» **Selection**
Now we would like to consider quotients of rings and in particular, polynomial rings, but it is useful to recall a few definitions. First if \(I,J\) are two ideals of a commutative ring \(R\) with identity, it is useful to recall the meaning of \(I+J\text{,}\) \(IJ\text{,}\) and \(I\cap J\) (see Definition 1.5.5).

Definition 3.3.5.

Let \(R\) be a commutative ring with identity, and \(P\) an ideal of \(R.\) Then \(P\) is a prime ideal iff

\(P\) is a proper ideal
For every \(a,b \in R\text{,}\) if \(ab \in P\text{,}\) then either \(a \in P\) or \(b \in P.\)

We remark that in a non-commutative ring, a different definition is required: \(P\) is a prime ideal iff \(P\) is proper and for any ideals \(I,J \subset R\text{,}\) \(IJ \subseteq P\) implies \(I \subseteq P\) or \(J \subseteq P.\) If the ring is commutative, this definition is equivalent to the previous one.

Definition 3.3.6.

Let \(R\) be a commutative ring with identity, and \(M\) an ideal of \(R.\) Then \(M\) is a maximal ideal iff

\(M\) is a proper ideal
Whenever \(I\) is an ideal of \(R\) with \(M \subseteq I \subseteq R\text{,}\) then either \(I = M\) or \(R.\)

Definition 3.3.7.

Let \(R\) be a commutative ring with identity. Then two ideals \(I,J\) of \(R\) are said to be comaximal iff \(I+J = R.\)

Example 3.3.8.

If \(M_1\ne M_2\) are maximal ideals in a commutative ring \(R\) with identity, then they are comaximal ideals.

Solution.

\(M_i \subsetneq M_1+M_2 \subseteq R\) and since the \(M_i\) are maximal, \(M_1+M_2=R.\)

Exercise 3.3.2.

Consider the ideals \(I = (x-2)\text{,}\) \(J=(x+2)\) in \(R[x]\) with \(R = \Z\) or \(\Q.\)

(a)

Show that \(I,J\) are comaximal ideals in \(\Q[x],\) but not in \(\Z[x].\)

Solution.

It is easy to see that \(4\in I+J.\) Since 4 is a unit in \(\Q[x]\text{,}\) \(I+J = \Q[x]\text{.}\) For \(\Z[x]\text{,}\) notice that every element of \(I+J\) has an even constant term.

Exercise 3.3.3.

Let \(R\) be a commutative ring with identity, with \(I,J\) ideals in \(R.\)

(a)

» **Material shown**
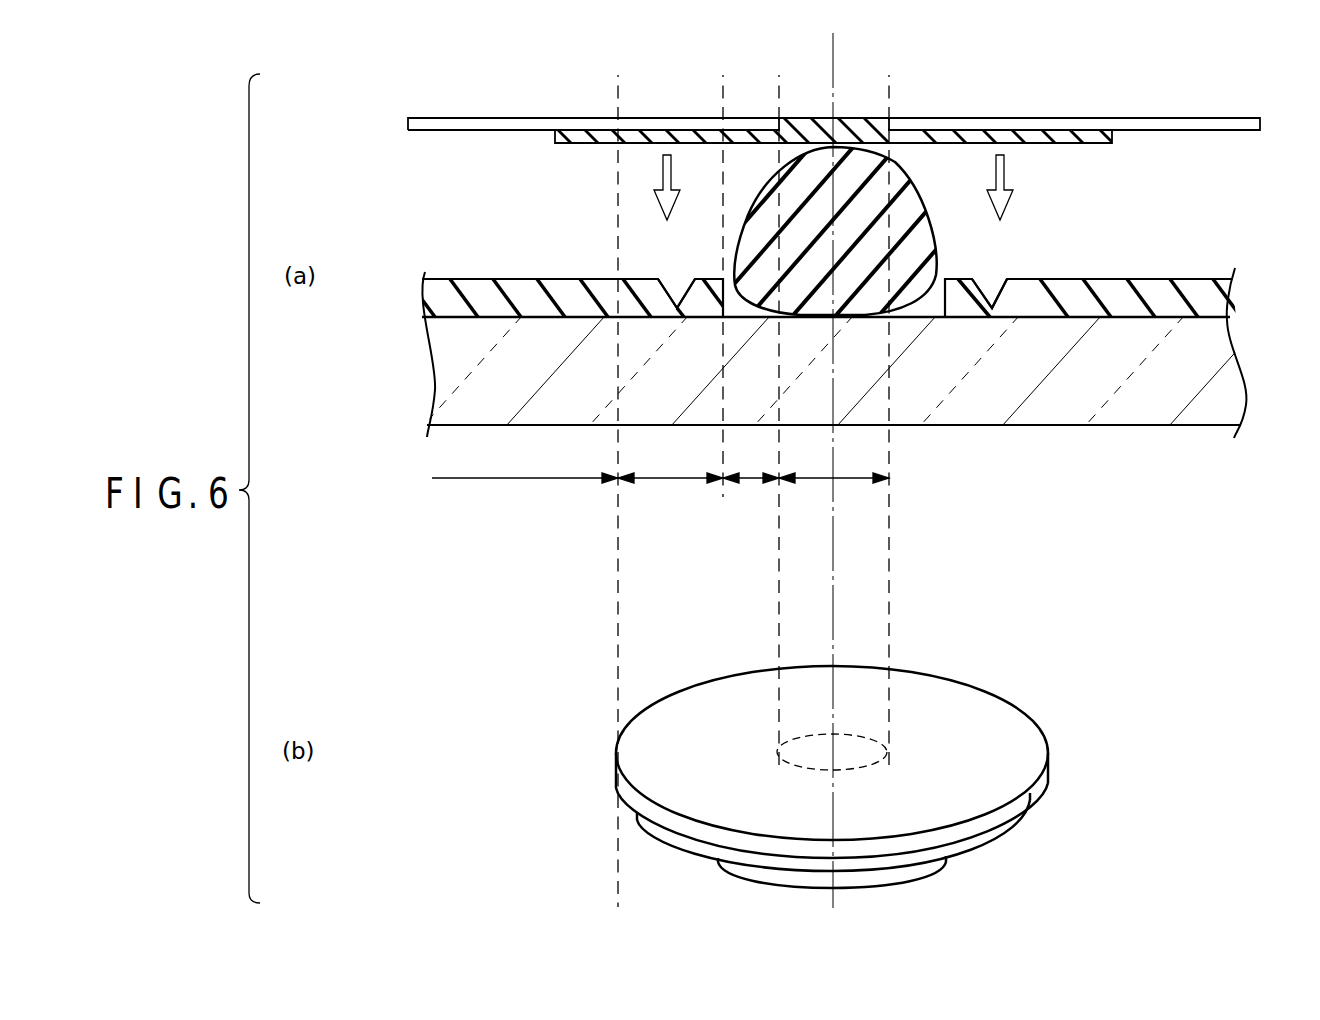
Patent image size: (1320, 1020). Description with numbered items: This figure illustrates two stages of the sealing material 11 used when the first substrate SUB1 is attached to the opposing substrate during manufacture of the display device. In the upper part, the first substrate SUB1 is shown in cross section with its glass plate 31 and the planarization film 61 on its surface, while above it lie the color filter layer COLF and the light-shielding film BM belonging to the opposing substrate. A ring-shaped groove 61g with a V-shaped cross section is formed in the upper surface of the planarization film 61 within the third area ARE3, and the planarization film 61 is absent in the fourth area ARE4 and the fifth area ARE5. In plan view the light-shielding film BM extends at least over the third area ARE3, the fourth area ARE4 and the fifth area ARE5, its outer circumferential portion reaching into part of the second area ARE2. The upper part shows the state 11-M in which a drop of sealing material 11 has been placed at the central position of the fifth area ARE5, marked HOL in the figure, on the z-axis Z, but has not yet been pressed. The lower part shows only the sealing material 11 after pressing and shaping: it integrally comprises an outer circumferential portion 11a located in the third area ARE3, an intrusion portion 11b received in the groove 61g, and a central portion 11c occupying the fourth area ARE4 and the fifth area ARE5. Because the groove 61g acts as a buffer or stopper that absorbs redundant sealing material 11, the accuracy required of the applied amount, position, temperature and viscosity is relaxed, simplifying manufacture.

The color filter layer COLF is at (1157, 127).
The light-shielding film BM is at (1088, 145).
The planarization film 61 is at (1196, 292).
The ring-shaped groove 61g is at (673, 283).
The drop state of sealing material 11-M is at (910, 305).
The first substrate SUB1 is at (802, 377).
The glass plate 31 is at (1133, 412).
The sealing material 11 is at (865, 733).
The outer circumferential portion 11a is at (1040, 792).
The intrusion portion 11b is at (1006, 834).
The central portion 11c is at (921, 877).
The hole HOL is at (873, 657).
The z-axis Z is at (835, 458).
The second area ARE2 is at (525, 493).
The third area ARE3 is at (670, 493).
The fourth area ARE4 is at (750, 483).
The fifth area ARE5 is at (864, 490).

» **Problem details**
In the text on ideals of rings, what condition makes two ideals I and J of a commutative ring R with identity comaximal?

» **Response**
Their sum I + J must equal R.